--- Written exercise ---
Search the data for the word "icon" and copy every line that contains it.

(begin)

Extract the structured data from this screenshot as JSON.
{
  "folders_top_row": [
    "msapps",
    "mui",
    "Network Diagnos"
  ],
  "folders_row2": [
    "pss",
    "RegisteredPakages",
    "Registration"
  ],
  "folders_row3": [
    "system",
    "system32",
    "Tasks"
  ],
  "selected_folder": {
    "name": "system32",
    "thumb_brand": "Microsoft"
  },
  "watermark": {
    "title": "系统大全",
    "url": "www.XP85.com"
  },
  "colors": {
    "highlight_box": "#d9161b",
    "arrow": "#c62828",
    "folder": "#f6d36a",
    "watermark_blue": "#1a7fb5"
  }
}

(end)
(begin)

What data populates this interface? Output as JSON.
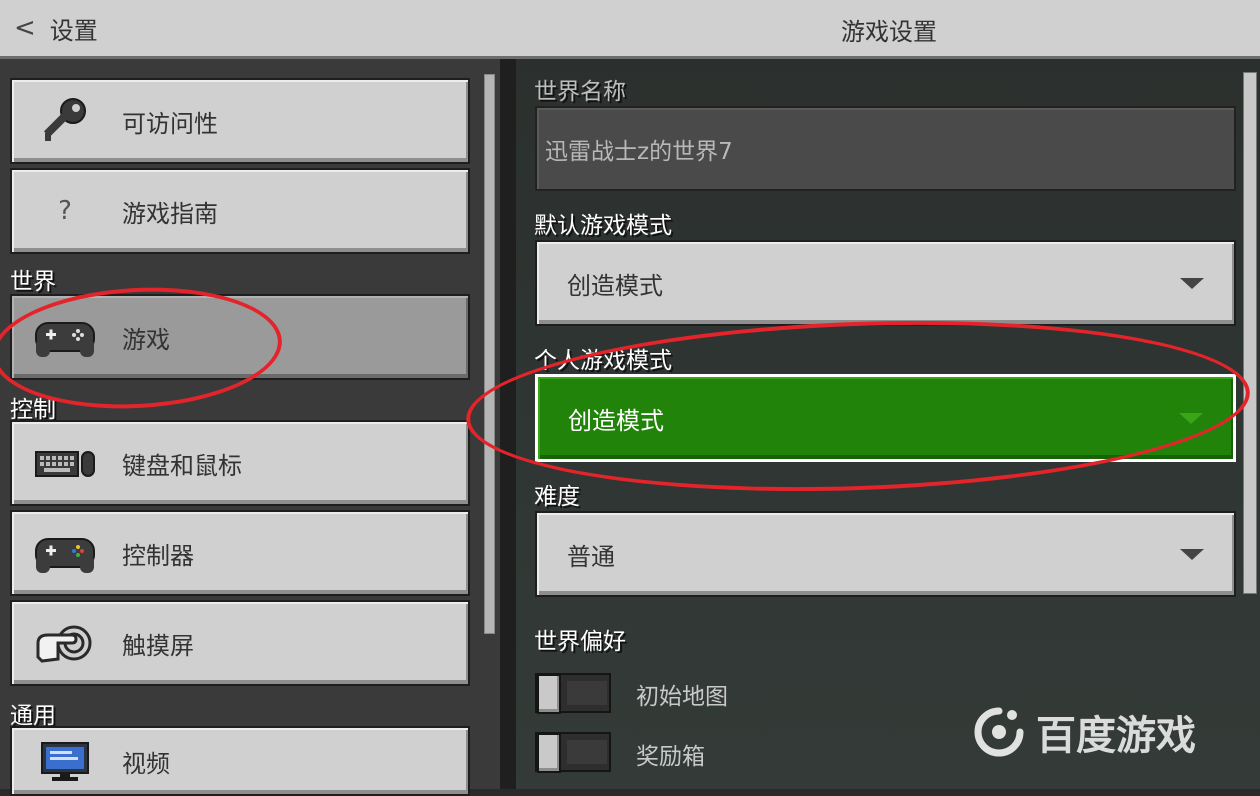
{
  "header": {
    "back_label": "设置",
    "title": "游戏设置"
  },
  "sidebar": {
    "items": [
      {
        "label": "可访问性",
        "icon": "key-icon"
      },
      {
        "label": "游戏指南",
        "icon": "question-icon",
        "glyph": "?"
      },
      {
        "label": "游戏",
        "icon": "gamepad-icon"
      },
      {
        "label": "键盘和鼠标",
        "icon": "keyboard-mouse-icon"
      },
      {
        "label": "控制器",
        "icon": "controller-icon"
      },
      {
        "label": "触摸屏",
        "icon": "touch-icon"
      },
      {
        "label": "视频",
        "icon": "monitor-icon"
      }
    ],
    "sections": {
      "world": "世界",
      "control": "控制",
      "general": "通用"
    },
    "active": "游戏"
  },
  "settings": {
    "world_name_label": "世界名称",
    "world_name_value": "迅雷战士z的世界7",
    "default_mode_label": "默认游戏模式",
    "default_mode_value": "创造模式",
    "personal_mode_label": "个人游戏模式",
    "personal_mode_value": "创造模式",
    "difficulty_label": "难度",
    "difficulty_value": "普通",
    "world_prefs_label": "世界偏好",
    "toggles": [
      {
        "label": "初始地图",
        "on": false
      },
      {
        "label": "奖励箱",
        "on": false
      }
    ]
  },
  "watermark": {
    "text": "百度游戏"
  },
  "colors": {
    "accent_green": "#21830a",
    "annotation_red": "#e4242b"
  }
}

(end)

--- The output ---
        "icon": "key-icon"
        "icon": "question-icon",
        "icon": "gamepad-icon"
        "icon": "keyboard-mouse-icon"
        "icon": "controller-icon"
        "icon": "touch-icon"
        "icon": "monitor-icon"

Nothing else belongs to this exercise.